◆ **Goal**
Pull every line containing "minimum" from the entries.
◆ ◆ ◆ ◆
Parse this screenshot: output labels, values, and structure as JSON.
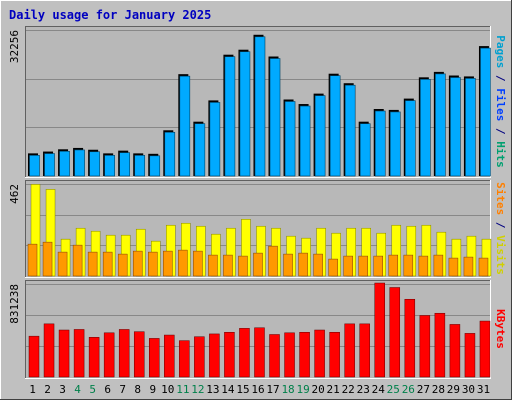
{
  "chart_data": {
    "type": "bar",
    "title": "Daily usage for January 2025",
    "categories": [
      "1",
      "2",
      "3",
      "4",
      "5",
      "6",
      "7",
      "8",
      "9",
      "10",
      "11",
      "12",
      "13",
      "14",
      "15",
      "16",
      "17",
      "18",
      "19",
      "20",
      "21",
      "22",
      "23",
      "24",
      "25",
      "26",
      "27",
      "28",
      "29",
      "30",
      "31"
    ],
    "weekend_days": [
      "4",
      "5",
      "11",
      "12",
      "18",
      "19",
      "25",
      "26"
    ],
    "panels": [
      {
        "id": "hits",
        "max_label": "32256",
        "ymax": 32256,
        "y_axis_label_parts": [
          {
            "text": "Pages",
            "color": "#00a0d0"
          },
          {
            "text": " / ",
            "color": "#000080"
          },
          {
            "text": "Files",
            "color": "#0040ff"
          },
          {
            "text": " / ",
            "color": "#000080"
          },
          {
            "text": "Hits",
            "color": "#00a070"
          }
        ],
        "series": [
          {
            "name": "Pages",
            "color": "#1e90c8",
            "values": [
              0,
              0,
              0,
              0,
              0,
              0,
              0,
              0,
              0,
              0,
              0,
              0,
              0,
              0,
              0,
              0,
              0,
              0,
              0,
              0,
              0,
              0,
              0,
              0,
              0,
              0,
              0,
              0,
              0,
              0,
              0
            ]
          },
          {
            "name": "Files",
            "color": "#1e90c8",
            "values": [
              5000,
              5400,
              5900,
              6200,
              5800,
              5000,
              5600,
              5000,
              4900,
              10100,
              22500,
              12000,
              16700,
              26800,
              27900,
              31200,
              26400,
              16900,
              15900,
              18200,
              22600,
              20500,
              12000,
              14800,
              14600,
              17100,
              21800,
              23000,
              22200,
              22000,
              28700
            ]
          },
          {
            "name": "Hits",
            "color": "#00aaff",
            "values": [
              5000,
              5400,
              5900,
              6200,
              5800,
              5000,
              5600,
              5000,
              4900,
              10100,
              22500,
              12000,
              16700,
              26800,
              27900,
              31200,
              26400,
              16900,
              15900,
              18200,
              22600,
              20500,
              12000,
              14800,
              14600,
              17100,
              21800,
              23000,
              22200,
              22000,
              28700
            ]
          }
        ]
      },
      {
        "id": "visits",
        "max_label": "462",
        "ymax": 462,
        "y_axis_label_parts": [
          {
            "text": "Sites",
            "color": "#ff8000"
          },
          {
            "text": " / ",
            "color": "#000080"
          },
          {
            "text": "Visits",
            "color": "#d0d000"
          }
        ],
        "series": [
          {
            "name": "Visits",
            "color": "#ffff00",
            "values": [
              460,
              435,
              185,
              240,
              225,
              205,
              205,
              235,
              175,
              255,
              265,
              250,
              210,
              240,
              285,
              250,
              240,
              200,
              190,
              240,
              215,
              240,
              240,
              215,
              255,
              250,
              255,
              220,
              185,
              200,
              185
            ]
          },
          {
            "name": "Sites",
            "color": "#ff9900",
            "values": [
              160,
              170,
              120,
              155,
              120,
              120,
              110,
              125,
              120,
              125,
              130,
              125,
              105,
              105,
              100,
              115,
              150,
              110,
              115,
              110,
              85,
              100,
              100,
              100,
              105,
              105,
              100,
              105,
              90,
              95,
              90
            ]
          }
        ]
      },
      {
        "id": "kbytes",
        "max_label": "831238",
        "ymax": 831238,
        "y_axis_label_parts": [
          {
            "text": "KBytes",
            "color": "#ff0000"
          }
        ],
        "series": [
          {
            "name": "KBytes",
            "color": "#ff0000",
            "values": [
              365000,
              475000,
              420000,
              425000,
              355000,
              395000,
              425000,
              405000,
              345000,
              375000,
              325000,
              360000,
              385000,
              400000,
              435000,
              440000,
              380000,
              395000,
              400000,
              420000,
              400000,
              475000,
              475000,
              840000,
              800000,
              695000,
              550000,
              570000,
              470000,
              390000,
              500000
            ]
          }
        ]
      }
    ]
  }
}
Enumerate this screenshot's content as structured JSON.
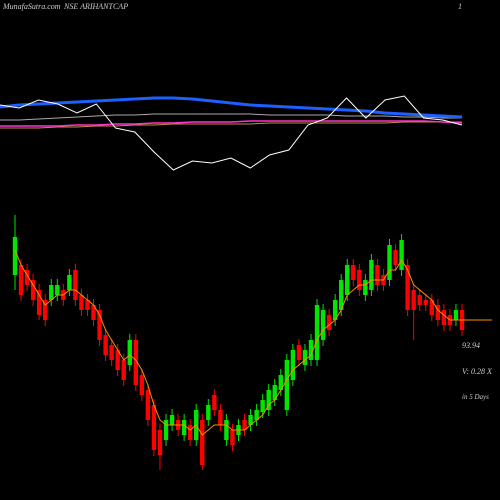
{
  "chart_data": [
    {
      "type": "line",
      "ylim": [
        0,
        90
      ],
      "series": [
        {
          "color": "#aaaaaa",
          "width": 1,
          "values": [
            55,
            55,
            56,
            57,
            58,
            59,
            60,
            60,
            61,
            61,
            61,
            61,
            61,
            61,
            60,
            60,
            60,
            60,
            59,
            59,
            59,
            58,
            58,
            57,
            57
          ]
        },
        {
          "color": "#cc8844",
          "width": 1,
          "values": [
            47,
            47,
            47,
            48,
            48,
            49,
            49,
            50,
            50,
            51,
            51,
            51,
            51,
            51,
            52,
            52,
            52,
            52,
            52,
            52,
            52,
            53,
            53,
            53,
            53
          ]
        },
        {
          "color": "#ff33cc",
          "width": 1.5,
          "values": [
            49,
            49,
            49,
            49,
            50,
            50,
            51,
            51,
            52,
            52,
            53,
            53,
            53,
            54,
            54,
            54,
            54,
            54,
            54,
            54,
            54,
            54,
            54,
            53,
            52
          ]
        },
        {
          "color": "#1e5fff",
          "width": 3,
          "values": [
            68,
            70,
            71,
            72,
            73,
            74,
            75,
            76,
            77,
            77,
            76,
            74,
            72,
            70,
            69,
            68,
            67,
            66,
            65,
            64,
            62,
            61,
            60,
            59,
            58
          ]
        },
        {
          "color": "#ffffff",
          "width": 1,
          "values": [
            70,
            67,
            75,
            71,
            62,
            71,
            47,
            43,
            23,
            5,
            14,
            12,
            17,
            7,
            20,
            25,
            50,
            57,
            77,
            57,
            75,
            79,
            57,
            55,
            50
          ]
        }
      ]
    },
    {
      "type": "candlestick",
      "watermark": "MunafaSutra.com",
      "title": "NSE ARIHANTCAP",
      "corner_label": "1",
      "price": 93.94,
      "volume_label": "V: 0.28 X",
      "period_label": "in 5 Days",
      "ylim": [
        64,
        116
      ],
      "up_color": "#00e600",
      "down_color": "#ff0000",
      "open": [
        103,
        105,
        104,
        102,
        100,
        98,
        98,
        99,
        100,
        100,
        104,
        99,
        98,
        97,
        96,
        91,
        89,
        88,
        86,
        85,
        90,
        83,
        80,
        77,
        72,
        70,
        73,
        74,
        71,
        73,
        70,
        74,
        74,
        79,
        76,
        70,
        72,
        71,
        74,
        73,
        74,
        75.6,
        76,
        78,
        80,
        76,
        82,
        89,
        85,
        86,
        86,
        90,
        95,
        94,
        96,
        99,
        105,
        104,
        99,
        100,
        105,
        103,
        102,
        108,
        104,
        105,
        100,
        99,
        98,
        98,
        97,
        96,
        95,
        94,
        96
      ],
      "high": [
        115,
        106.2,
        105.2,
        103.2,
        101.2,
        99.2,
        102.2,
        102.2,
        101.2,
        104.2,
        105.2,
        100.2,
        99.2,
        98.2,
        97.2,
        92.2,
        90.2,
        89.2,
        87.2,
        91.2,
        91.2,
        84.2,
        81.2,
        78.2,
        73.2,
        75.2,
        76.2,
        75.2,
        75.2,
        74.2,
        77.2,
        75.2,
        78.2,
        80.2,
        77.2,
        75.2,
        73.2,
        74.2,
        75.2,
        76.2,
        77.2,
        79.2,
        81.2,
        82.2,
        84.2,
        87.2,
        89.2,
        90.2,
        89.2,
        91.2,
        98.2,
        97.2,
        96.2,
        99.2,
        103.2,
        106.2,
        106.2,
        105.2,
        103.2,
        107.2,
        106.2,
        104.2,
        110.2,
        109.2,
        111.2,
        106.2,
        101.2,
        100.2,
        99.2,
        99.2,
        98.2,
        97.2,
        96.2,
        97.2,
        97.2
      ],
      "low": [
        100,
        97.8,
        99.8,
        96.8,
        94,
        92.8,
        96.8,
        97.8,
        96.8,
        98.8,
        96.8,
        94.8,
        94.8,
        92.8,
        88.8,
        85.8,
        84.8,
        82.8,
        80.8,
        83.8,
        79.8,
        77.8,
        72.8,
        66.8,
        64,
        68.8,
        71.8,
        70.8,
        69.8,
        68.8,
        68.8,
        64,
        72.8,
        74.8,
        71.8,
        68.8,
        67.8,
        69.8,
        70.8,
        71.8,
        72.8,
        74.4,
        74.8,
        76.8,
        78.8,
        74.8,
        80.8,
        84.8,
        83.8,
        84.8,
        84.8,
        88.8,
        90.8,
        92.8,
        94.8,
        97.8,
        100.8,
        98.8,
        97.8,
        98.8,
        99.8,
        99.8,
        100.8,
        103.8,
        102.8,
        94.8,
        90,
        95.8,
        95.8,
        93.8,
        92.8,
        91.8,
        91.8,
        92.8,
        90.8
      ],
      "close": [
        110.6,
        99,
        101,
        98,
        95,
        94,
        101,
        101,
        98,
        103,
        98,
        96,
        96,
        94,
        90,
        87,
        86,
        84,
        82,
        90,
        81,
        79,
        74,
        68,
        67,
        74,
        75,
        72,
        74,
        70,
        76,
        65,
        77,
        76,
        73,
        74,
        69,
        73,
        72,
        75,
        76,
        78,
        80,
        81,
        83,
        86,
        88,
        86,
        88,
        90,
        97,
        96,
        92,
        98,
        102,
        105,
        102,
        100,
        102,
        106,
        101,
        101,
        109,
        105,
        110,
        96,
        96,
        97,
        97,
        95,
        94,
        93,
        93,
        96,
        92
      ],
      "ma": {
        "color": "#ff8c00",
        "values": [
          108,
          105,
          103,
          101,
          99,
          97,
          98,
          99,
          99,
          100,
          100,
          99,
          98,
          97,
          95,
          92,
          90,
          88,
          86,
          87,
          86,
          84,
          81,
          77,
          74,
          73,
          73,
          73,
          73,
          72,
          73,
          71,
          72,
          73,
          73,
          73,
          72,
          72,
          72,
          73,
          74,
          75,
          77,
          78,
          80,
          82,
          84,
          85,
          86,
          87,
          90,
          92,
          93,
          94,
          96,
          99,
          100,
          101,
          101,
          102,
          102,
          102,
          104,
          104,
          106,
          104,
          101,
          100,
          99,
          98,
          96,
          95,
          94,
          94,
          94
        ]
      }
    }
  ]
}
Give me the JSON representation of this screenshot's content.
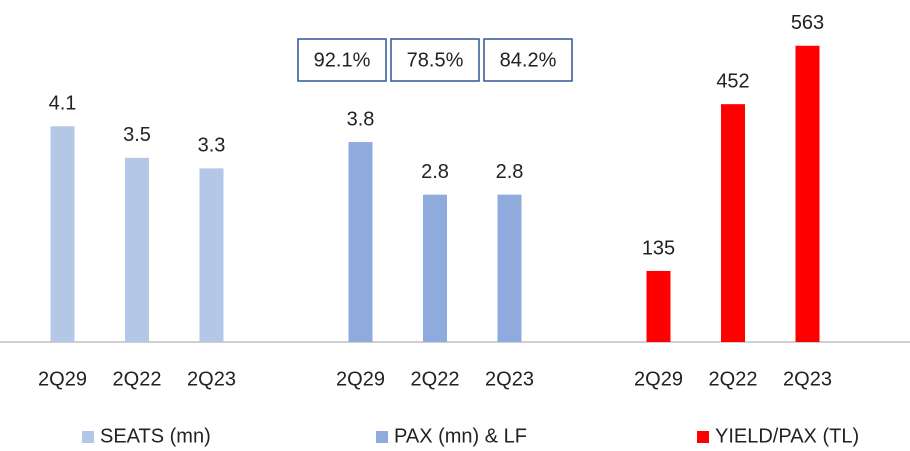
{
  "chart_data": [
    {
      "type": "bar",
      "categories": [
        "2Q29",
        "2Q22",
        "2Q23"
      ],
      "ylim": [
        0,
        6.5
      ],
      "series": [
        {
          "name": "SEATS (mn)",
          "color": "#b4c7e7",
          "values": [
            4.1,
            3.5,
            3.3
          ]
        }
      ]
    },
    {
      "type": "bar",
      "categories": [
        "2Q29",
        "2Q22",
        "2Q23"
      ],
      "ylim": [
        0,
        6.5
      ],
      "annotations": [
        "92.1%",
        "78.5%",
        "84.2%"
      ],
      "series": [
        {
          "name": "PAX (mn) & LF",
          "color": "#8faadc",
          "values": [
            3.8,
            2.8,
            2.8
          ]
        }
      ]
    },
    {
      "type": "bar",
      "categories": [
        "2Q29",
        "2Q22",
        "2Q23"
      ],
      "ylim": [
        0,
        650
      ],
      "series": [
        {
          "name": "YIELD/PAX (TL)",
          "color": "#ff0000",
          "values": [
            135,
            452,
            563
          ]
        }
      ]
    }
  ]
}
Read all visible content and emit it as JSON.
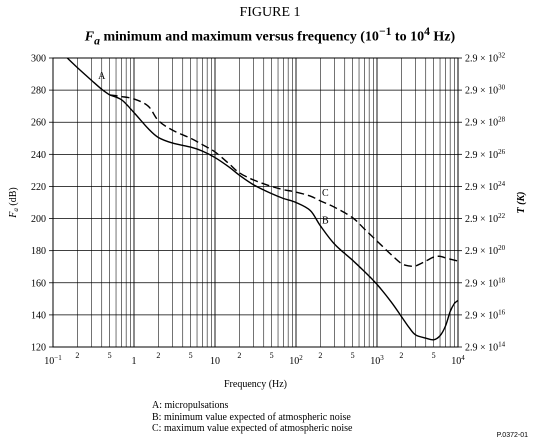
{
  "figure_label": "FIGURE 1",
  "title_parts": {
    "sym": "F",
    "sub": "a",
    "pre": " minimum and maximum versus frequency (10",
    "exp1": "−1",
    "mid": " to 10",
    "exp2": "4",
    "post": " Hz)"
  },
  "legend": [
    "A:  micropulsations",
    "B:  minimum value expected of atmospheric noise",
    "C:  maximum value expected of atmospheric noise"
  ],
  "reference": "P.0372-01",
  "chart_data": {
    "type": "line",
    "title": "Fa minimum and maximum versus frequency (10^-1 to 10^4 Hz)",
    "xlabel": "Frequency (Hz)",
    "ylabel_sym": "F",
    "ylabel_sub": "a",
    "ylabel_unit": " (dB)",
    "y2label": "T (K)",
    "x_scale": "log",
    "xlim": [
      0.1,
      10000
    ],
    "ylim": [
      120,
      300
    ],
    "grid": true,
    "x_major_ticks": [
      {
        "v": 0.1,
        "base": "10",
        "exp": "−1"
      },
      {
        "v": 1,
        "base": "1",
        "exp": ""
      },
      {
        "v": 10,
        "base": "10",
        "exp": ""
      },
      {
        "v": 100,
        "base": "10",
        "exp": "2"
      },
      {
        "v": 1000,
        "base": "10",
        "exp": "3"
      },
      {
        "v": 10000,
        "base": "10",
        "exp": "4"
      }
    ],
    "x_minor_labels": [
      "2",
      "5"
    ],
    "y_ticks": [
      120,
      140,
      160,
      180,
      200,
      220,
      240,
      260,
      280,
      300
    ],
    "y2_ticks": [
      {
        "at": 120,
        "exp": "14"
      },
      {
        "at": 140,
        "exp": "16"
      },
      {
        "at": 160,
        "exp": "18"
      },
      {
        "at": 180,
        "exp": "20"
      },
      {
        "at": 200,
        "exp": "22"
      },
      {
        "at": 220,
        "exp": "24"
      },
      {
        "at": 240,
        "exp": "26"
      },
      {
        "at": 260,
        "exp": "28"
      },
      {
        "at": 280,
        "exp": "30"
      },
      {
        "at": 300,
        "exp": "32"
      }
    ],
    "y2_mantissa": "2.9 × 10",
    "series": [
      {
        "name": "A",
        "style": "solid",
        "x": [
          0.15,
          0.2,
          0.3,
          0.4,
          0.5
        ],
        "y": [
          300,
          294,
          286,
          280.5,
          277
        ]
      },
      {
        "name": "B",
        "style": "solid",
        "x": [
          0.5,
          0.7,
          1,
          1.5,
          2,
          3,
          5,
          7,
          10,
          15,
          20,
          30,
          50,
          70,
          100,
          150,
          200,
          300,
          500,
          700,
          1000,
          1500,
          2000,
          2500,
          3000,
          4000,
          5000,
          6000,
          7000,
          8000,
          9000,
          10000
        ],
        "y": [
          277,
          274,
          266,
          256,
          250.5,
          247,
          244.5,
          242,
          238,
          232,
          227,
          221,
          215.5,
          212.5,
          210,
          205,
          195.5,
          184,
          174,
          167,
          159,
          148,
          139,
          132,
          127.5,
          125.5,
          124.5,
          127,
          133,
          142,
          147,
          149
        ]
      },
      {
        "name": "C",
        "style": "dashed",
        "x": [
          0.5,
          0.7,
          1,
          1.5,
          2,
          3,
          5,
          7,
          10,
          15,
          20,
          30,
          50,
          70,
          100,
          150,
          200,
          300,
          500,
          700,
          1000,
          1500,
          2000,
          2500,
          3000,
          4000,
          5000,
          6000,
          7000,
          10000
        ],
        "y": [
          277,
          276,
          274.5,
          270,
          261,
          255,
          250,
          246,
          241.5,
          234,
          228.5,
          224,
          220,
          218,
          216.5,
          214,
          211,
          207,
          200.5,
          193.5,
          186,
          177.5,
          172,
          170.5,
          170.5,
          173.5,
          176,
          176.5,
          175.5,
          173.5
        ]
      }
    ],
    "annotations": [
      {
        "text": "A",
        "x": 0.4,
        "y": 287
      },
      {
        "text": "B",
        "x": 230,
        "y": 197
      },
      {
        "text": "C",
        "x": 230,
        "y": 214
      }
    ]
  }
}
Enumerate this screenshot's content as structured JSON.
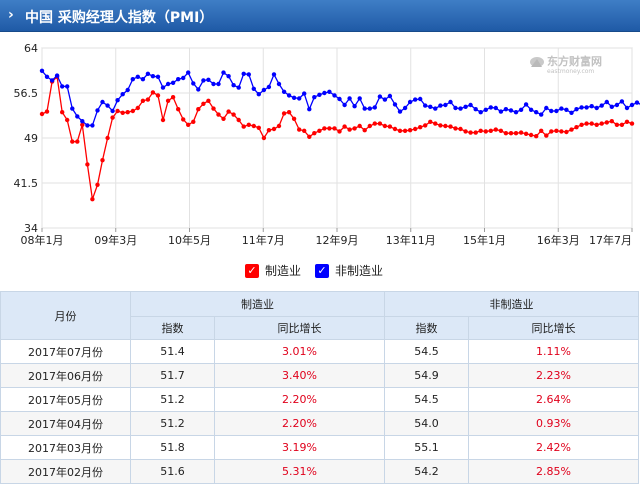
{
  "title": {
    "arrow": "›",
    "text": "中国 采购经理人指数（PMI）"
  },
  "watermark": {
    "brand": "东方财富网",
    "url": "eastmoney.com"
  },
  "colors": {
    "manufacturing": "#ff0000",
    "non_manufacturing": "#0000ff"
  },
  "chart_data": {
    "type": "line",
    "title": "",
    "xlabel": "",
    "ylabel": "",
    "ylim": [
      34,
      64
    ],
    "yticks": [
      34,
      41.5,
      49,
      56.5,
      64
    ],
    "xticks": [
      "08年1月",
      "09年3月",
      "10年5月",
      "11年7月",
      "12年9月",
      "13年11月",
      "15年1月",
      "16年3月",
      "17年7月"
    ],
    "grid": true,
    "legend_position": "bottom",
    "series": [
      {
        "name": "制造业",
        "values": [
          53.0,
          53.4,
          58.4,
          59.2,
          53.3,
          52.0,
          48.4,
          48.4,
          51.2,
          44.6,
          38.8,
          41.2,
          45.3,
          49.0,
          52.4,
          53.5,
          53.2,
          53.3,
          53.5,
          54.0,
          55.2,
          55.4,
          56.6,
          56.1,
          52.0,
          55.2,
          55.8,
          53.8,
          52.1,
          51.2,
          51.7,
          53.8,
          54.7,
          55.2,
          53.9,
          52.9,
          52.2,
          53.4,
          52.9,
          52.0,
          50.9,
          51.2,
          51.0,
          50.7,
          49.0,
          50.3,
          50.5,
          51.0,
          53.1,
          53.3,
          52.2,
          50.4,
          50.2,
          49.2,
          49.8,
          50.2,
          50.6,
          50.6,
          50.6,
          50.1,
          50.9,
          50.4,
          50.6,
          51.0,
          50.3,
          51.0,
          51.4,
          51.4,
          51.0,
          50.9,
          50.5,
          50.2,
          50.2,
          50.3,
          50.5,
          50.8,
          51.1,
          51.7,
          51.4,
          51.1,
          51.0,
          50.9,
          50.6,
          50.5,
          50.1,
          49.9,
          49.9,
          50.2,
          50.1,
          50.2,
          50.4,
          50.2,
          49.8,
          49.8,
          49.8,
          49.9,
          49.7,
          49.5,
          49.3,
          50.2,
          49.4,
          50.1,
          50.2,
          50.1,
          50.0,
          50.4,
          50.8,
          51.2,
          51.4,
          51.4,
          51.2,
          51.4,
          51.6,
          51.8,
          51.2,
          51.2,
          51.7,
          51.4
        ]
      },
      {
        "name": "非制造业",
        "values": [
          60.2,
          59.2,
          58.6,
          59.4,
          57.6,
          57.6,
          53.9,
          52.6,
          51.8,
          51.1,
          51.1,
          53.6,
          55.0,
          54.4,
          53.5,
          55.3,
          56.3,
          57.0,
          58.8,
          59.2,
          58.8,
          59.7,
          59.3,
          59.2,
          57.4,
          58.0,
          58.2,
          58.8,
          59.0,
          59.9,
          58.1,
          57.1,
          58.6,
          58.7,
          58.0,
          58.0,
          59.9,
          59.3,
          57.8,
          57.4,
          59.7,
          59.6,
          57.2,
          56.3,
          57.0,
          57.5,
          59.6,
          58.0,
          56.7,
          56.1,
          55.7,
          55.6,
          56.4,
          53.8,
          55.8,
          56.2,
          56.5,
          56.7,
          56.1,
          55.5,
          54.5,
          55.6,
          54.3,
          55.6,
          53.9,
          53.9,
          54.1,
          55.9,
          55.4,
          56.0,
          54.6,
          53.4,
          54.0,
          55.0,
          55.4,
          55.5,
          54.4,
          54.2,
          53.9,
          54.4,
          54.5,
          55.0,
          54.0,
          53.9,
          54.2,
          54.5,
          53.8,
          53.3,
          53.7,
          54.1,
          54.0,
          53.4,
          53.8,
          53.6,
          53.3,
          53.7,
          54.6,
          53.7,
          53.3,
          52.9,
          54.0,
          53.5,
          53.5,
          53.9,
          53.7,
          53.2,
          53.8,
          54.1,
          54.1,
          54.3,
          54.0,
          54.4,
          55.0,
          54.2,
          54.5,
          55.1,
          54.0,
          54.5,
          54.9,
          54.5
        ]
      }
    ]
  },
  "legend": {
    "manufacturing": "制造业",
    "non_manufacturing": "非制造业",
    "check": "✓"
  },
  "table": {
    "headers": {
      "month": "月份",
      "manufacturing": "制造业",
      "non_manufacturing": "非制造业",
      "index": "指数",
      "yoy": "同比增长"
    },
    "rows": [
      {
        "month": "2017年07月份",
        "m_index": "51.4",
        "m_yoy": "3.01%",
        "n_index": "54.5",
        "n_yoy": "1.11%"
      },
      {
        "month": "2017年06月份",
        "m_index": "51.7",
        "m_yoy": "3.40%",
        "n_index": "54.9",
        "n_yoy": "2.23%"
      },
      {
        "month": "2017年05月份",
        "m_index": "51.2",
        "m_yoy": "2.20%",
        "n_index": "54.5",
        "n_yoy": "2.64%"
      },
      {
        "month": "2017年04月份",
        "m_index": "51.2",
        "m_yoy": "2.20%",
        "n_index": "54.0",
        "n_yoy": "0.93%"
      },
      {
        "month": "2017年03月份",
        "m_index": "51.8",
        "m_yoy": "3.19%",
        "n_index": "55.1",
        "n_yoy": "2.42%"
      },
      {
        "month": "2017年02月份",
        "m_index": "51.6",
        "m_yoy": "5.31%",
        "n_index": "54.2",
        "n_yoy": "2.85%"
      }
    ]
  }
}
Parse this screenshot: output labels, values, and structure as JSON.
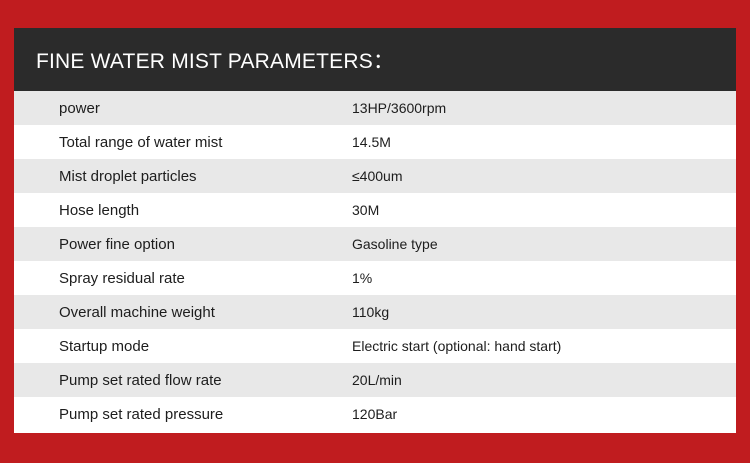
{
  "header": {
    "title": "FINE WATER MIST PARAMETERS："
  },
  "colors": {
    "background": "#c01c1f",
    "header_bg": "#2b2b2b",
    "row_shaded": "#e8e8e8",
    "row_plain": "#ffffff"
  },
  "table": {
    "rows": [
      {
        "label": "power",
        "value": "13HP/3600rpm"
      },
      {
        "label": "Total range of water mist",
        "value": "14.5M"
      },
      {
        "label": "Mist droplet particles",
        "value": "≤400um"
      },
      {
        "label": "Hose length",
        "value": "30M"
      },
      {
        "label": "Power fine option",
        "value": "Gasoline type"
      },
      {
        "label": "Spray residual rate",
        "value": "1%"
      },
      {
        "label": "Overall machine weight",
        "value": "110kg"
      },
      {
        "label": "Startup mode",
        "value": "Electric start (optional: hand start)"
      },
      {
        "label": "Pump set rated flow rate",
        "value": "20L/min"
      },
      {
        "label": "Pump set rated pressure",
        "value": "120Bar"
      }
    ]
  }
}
◆ ◆ ◆ ◆
◆ **Solution to the problem**
    "pre": " minimum and maximum versus frequency (10",
    "B:  minimum value expected of atmospheric noise",
    "title": "Fa minimum and maximum versus frequency (10^-1 to 10^4 Hz)",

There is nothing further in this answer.